Return the listing below verbatim. Pictures do not belong in the copy.

#### Excerpted records

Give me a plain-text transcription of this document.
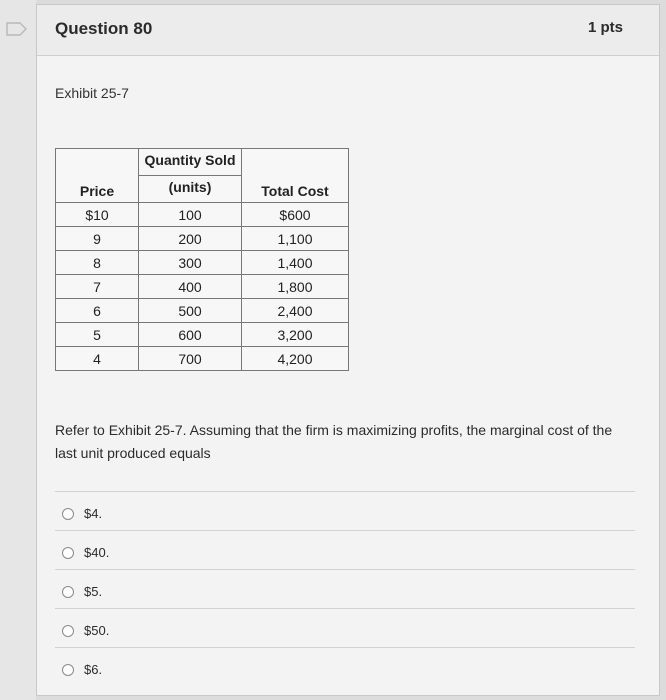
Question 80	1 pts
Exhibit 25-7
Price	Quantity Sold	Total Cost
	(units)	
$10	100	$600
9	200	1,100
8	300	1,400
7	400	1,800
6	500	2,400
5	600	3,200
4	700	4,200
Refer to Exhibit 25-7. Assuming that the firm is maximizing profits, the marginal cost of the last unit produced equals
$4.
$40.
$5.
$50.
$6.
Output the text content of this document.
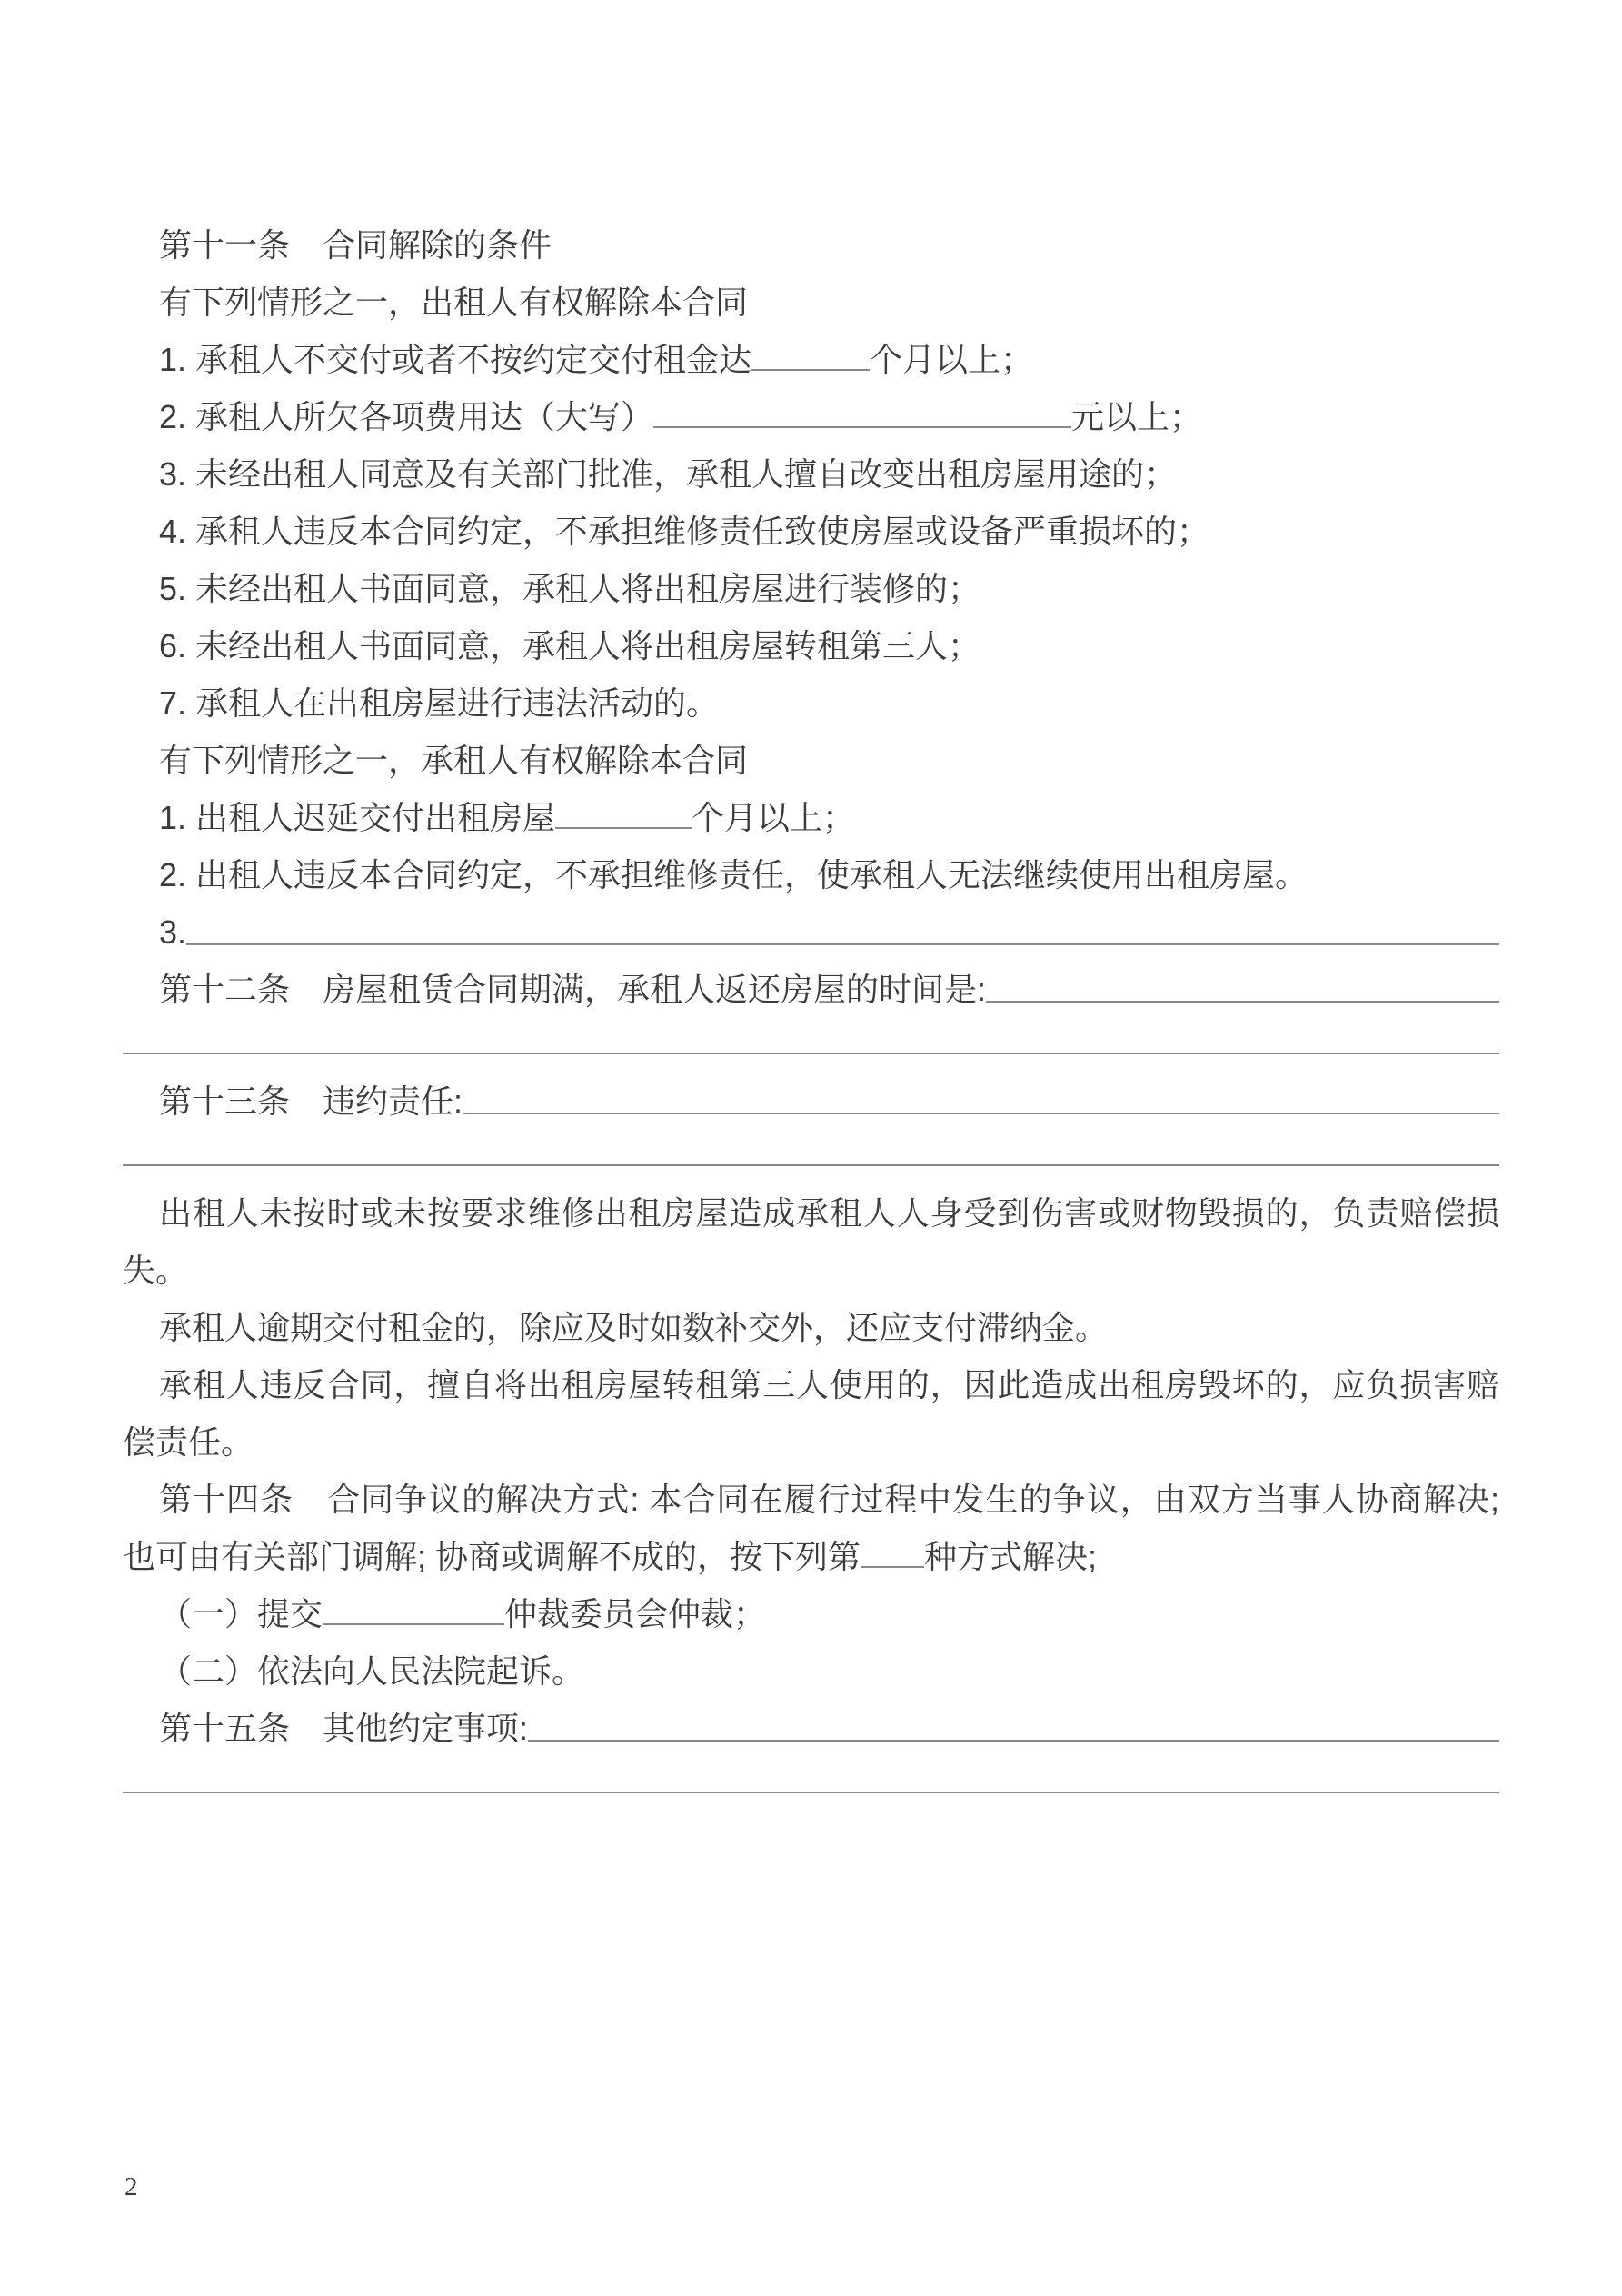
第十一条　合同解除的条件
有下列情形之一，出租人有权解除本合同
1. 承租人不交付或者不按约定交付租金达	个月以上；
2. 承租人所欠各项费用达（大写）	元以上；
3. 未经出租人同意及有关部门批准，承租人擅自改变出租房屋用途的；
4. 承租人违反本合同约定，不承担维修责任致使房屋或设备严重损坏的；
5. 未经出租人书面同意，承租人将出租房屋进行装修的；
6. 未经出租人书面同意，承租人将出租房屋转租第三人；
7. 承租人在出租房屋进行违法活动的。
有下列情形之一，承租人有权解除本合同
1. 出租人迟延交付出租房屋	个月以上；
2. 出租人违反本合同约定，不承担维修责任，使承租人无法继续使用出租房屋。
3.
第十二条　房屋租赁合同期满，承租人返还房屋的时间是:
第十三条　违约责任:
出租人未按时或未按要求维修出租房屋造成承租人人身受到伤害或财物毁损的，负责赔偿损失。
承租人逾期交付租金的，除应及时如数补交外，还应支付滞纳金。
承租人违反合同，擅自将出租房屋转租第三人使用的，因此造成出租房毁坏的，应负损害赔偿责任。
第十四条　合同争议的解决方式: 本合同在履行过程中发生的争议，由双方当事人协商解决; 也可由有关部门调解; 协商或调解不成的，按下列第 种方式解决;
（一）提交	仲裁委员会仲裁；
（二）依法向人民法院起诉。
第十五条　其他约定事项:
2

########

■ **Solution**:
Give me a plain-text transcription of this document.
Question 80	1 pts
Exhibit 25-7
Price	Quantity Sold	Total Cost
	(units)	
$10	100	$600
9	200	1,100
8	300	1,400
7	400	1,800
6	500	2,400
5	600	3,200
4	700	4,200
Refer to Exhibit 25-7. Assuming that the firm is maximizing profits, the marginal cost of the last unit produced equals
$4.
$40.
$5.
$50.
$6.
Output the text content of this document.
第十一条　合同解除的条件
有下列情形之一，出租人有权解除本合同
1. 承租人不交付或者不按约定交付租金达	个月以上；
2. 承租人所欠各项费用达（大写）	元以上；
3. 未经出租人同意及有关部门批准，承租人擅自改变出租房屋用途的；
4. 承租人违反本合同约定，不承担维修责任致使房屋或设备严重损坏的；
5. 未经出租人书面同意，承租人将出租房屋进行装修的；
6. 未经出租人书面同意，承租人将出租房屋转租第三人；
7. 承租人在出租房屋进行违法活动的。
有下列情形之一，承租人有权解除本合同
1. 出租人迟延交付出租房屋	个月以上；
2. 出租人违反本合同约定，不承担维修责任，使承租人无法继续使用出租房屋。
3.
第十二条　房屋租赁合同期满，承租人返还房屋的时间是:
第十三条　违约责任:
出租人未按时或未按要求维修出租房屋造成承租人人身受到伤害或财物毁损的，负责赔偿损失。
承租人逾期交付租金的，除应及时如数补交外，还应支付滞纳金。
承租人违反合同，擅自将出租房屋转租第三人使用的，因此造成出租房毁坏的，应负损害赔偿责任。
第十四条　合同争议的解决方式: 本合同在履行过程中发生的争议，由双方当事人协商解决; 也可由有关部门调解; 协商或调解不成的，按下列第 种方式解决;
（一）提交	仲裁委员会仲裁；
（二）依法向人民法院起诉。
第十五条　其他约定事项:
2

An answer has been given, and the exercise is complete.